-- START --
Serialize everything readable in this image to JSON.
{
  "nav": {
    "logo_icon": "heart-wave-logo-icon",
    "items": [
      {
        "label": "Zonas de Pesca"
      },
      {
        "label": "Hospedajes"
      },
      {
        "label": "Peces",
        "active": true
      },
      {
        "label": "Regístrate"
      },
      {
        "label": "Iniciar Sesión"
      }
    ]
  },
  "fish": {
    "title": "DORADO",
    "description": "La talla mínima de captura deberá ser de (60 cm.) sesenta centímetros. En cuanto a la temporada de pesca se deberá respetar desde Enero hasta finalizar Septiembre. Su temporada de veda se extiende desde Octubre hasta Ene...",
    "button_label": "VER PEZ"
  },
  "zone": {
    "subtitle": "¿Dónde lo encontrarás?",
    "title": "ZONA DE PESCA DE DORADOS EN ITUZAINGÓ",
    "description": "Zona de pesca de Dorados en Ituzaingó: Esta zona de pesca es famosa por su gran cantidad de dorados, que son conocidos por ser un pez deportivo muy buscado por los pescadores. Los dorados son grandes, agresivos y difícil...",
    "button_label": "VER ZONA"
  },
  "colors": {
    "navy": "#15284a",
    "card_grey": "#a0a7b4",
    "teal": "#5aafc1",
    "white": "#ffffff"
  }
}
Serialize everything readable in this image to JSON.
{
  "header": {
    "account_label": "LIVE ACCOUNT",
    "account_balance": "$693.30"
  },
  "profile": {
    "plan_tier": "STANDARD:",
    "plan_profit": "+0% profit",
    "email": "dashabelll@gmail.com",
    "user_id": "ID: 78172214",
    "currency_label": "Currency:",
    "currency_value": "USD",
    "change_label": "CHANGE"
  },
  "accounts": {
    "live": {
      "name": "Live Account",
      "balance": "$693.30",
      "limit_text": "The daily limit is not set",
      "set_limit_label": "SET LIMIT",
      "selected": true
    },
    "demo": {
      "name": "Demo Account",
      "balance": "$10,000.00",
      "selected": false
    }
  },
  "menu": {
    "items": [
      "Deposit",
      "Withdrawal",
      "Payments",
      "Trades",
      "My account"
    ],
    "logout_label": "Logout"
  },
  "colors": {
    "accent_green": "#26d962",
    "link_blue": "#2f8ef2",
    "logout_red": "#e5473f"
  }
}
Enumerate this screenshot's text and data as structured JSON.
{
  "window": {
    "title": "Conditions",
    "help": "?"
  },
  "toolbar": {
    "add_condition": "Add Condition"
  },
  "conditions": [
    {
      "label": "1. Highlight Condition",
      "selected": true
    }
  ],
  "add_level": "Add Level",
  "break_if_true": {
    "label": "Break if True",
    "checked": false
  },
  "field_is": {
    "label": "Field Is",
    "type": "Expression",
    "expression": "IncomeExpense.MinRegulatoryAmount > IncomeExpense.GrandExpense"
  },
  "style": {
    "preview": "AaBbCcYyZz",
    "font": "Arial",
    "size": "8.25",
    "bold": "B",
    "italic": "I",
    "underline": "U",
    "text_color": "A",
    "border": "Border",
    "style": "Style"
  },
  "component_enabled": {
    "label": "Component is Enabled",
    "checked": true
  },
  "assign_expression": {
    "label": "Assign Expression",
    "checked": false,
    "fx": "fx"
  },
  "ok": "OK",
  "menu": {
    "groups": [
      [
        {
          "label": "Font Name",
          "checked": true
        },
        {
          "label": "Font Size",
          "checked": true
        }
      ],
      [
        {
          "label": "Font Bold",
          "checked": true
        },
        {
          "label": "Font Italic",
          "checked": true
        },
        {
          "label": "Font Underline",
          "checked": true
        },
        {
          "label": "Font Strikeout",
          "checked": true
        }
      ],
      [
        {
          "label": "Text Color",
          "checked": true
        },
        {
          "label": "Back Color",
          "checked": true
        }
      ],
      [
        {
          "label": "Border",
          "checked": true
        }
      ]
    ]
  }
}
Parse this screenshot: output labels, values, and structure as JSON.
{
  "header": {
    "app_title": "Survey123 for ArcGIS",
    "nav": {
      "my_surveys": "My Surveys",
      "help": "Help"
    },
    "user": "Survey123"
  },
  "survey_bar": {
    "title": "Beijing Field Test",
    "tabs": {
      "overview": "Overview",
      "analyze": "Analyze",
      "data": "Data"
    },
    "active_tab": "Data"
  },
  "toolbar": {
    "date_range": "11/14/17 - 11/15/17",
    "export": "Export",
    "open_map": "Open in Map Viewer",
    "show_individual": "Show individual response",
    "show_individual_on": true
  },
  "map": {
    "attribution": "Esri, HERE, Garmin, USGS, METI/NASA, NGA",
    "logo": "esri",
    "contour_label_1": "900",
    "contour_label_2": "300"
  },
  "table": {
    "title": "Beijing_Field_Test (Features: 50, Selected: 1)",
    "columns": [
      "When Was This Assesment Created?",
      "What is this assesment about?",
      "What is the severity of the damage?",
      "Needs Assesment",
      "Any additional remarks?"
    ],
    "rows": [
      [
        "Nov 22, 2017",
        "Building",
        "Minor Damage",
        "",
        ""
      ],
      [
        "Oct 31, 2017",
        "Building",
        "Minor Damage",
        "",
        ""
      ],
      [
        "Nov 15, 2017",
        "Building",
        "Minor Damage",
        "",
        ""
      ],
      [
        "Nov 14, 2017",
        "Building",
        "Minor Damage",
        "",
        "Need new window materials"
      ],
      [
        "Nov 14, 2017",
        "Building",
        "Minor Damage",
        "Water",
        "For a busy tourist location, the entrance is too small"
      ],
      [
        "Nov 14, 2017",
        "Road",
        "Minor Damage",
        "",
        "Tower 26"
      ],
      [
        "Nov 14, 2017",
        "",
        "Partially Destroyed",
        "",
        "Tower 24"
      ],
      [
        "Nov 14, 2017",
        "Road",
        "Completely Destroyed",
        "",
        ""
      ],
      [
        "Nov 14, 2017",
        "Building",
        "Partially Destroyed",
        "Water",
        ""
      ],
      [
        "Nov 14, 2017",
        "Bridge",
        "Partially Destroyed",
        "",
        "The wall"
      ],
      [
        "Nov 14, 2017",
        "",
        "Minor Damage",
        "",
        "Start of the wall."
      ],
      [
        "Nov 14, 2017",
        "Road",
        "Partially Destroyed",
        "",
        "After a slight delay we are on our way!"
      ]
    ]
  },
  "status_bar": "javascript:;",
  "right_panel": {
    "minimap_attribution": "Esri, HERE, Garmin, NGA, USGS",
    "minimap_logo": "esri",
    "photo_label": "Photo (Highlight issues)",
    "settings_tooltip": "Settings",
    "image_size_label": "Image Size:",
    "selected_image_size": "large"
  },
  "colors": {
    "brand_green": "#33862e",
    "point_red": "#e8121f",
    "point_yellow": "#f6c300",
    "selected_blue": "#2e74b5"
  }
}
-- END --
● **STATED PROBLEM**: Every line of the records that includes the word "screenshot" should be gathered.

● **ANSWER FOR THIS EXERCISE**:
Enumerate this screenshot's text and data as structured JSON.
Parse this screenshot: output labels, values, and structure as JSON.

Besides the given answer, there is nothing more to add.